> [What you will do]
Could you reproduce each of the entries below verbatim, character for character, in the same order?

---*---

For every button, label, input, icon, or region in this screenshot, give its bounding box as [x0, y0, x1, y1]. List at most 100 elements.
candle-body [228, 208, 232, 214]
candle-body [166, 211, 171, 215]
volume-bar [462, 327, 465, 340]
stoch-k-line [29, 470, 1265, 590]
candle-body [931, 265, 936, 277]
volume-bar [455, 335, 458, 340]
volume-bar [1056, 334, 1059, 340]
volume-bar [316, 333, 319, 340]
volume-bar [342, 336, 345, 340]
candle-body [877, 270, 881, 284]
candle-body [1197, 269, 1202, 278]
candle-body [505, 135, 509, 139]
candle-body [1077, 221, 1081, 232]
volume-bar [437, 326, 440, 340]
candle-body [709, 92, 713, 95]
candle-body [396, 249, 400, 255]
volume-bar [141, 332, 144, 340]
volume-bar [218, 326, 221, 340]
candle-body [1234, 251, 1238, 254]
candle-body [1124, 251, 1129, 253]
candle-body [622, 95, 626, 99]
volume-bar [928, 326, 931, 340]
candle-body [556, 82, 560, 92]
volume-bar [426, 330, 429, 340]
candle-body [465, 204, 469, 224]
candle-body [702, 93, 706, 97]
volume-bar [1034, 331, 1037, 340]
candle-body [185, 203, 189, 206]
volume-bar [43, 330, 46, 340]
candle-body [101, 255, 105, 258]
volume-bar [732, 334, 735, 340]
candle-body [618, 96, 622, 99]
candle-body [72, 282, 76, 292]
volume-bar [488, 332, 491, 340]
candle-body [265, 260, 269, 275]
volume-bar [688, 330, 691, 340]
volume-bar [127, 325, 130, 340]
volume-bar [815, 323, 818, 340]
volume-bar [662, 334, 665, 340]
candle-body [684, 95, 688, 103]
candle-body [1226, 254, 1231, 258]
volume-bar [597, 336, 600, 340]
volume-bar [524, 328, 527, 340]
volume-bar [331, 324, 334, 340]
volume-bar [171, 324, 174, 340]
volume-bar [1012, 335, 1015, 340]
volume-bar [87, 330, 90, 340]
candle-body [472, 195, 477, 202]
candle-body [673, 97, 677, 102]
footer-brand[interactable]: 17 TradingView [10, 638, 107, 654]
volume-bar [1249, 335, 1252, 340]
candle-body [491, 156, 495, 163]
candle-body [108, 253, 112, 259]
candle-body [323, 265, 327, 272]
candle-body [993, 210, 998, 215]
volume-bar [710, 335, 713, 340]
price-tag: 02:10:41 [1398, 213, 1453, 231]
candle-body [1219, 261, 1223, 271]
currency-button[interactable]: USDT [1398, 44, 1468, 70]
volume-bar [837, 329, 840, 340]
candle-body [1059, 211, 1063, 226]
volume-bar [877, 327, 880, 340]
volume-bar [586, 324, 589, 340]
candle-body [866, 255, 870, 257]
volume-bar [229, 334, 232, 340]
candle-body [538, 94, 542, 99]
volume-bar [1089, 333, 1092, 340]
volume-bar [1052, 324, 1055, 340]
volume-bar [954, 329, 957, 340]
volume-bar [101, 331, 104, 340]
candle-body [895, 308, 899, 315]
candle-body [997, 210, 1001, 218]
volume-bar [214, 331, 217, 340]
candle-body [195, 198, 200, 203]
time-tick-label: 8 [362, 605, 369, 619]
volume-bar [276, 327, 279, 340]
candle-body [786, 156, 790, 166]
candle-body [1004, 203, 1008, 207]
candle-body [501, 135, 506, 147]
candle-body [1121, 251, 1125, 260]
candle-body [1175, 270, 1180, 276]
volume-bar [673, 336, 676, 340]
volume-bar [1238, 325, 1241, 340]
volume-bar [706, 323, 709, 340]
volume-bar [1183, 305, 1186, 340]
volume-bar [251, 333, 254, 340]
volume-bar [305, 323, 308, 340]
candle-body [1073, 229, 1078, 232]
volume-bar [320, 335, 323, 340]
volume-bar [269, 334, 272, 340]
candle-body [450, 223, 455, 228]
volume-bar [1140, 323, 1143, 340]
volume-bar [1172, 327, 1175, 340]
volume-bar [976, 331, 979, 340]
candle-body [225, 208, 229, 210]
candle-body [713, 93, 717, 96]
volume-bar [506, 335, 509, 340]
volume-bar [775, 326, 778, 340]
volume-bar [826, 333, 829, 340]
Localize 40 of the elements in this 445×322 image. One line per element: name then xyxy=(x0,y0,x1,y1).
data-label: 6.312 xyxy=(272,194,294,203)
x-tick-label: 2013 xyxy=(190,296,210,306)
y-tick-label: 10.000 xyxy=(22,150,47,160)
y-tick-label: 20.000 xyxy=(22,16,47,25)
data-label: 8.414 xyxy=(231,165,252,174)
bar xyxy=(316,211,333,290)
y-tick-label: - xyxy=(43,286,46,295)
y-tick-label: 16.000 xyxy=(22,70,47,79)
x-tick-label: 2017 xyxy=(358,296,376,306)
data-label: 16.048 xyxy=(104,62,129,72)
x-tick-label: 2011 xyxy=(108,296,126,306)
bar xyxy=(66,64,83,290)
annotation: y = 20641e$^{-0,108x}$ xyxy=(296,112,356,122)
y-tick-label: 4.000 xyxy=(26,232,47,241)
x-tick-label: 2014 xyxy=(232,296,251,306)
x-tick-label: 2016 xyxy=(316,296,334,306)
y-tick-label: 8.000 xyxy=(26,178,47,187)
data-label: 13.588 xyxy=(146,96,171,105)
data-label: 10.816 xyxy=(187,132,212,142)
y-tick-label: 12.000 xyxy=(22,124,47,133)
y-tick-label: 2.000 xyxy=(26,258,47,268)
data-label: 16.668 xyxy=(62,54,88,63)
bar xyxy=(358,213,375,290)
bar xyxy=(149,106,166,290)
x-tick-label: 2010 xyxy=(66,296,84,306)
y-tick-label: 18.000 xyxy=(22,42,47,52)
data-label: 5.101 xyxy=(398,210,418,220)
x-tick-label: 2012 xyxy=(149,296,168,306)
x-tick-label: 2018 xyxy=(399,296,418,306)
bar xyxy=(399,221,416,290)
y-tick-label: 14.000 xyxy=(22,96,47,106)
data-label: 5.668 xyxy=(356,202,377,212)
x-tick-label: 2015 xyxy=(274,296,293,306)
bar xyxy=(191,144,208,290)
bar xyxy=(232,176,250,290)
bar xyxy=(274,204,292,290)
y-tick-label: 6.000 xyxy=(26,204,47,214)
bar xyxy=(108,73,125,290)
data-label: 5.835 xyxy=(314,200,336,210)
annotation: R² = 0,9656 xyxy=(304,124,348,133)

---*---

> [Exercise response]
For every button, label, input, icon, or region in this screenshot, give its bounding box as [x0, y0, x1, y1]. List at most 100 elements.
candle-body [228, 208, 232, 214]
candle-body [166, 211, 171, 215]
volume-bar [462, 327, 465, 340]
stoch-k-line [29, 470, 1265, 590]
candle-body [931, 265, 936, 277]
volume-bar [455, 335, 458, 340]
volume-bar [1056, 334, 1059, 340]
volume-bar [316, 333, 319, 340]
volume-bar [342, 336, 345, 340]
candle-body [877, 270, 881, 284]
candle-body [1197, 269, 1202, 278]
candle-body [505, 135, 509, 139]
candle-body [1077, 221, 1081, 232]
volume-bar [437, 326, 440, 340]
candle-body [709, 92, 713, 95]
candle-body [396, 249, 400, 255]
volume-bar [141, 332, 144, 340]
volume-bar [218, 326, 221, 340]
candle-body [1234, 251, 1238, 254]
candle-body [1124, 251, 1129, 253]
candle-body [622, 95, 626, 99]
volume-bar [928, 326, 931, 340]
candle-body [556, 82, 560, 92]
volume-bar [426, 330, 429, 340]
candle-body [465, 204, 469, 224]
candle-body [702, 93, 706, 97]
volume-bar [1034, 331, 1037, 340]
candle-body [185, 203, 189, 206]
volume-bar [43, 330, 46, 340]
candle-body [101, 255, 105, 258]
volume-bar [732, 334, 735, 340]
candle-body [618, 96, 622, 99]
candle-body [72, 282, 76, 292]
volume-bar [488, 332, 491, 340]
candle-body [265, 260, 269, 275]
volume-bar [688, 330, 691, 340]
volume-bar [127, 325, 130, 340]
volume-bar [815, 323, 818, 340]
volume-bar [662, 334, 665, 340]
candle-body [684, 95, 688, 103]
candle-body [1226, 254, 1231, 258]
volume-bar [597, 336, 600, 340]
volume-bar [524, 328, 527, 340]
volume-bar [331, 324, 334, 340]
volume-bar [171, 324, 174, 340]
volume-bar [1012, 335, 1015, 340]
volume-bar [87, 330, 90, 340]
candle-body [472, 195, 477, 202]
candle-body [673, 97, 677, 102]
footer-brand[interactable]: 17 TradingView [10, 638, 107, 654]
volume-bar [1249, 335, 1252, 340]
candle-body [491, 156, 495, 163]
candle-body [108, 253, 112, 259]
candle-body [323, 265, 327, 272]
candle-body [993, 210, 998, 215]
volume-bar [710, 335, 713, 340]
price-tag: 02:10:41 [1398, 213, 1453, 231]
candle-body [1219, 261, 1223, 271]
currency-button[interactable]: USDT [1398, 44, 1468, 70]
volume-bar [837, 329, 840, 340]
candle-body [1059, 211, 1063, 226]
volume-bar [877, 327, 880, 340]
volume-bar [586, 324, 589, 340]
candle-body [866, 255, 870, 257]
volume-bar [229, 334, 232, 340]
candle-body [538, 94, 542, 99]
volume-bar [1089, 333, 1092, 340]
volume-bar [1052, 324, 1055, 340]
volume-bar [954, 329, 957, 340]
volume-bar [101, 331, 104, 340]
candle-body [895, 308, 899, 315]
candle-body [997, 210, 1001, 218]
volume-bar [214, 331, 217, 340]
candle-body [195, 198, 200, 203]
time-tick-label: 8 [362, 605, 369, 619]
volume-bar [276, 327, 279, 340]
candle-body [786, 156, 790, 166]
candle-body [1004, 203, 1008, 207]
candle-body [501, 135, 506, 147]
candle-body [1121, 251, 1125, 260]
candle-body [1175, 270, 1180, 276]
volume-bar [673, 336, 676, 340]
volume-bar [1238, 325, 1241, 340]
volume-bar [706, 323, 709, 340]
volume-bar [1183, 305, 1186, 340]
volume-bar [251, 333, 254, 340]
volume-bar [305, 323, 308, 340]
candle-body [1073, 229, 1078, 232]
volume-bar [320, 335, 323, 340]
volume-bar [269, 334, 272, 340]
candle-body [450, 223, 455, 228]
volume-bar [1140, 323, 1143, 340]
volume-bar [1172, 327, 1175, 340]
volume-bar [976, 331, 979, 340]
candle-body [225, 208, 229, 210]
candle-body [713, 93, 717, 96]
volume-bar [506, 335, 509, 340]
volume-bar [775, 326, 778, 340]
volume-bar [826, 333, 829, 340]
Localize 40 of the elements in this 445×322 image. One line per element: name then xyxy=(x0,y0,x1,y1).
data-label: 6.312 xyxy=(272,194,294,203)
x-tick-label: 2013 xyxy=(190,296,210,306)
y-tick-label: 10.000 xyxy=(22,150,47,160)
y-tick-label: 20.000 xyxy=(22,16,47,25)
data-label: 8.414 xyxy=(231,165,252,174)
bar xyxy=(316,211,333,290)
y-tick-label: - xyxy=(43,286,46,295)
y-tick-label: 16.000 xyxy=(22,70,47,79)
x-tick-label: 2017 xyxy=(358,296,376,306)
data-label: 16.048 xyxy=(104,62,129,72)
x-tick-label: 2011 xyxy=(108,296,126,306)
bar xyxy=(66,64,83,290)
annotation: y = 20641e$^{-0,108x}$ xyxy=(296,112,356,122)
y-tick-label: 4.000 xyxy=(26,232,47,241)
x-tick-label: 2014 xyxy=(232,296,251,306)
x-tick-label: 2016 xyxy=(316,296,334,306)
y-tick-label: 8.000 xyxy=(26,178,47,187)
data-label: 13.588 xyxy=(146,96,171,105)
data-label: 10.816 xyxy=(187,132,212,142)
y-tick-label: 12.000 xyxy=(22,124,47,133)
y-tick-label: 2.000 xyxy=(26,258,47,268)
data-label: 16.668 xyxy=(62,54,88,63)
bar xyxy=(358,213,375,290)
bar xyxy=(149,106,166,290)
x-tick-label: 2010 xyxy=(66,296,84,306)
y-tick-label: 18.000 xyxy=(22,42,47,52)
data-label: 5.101 xyxy=(398,210,418,220)
x-tick-label: 2012 xyxy=(149,296,168,306)
x-tick-label: 2018 xyxy=(399,296,418,306)
bar xyxy=(399,221,416,290)
y-tick-label: 14.000 xyxy=(22,96,47,106)
data-label: 5.668 xyxy=(356,202,377,212)
x-tick-label: 2015 xyxy=(274,296,293,306)
bar xyxy=(191,144,208,290)
bar xyxy=(232,176,250,290)
bar xyxy=(274,204,292,290)
y-tick-label: 6.000 xyxy=(26,204,47,214)
bar xyxy=(108,73,125,290)
data-label: 5.835 xyxy=(314,200,336,210)
annotation: R² = 0,9656 xyxy=(304,124,348,133)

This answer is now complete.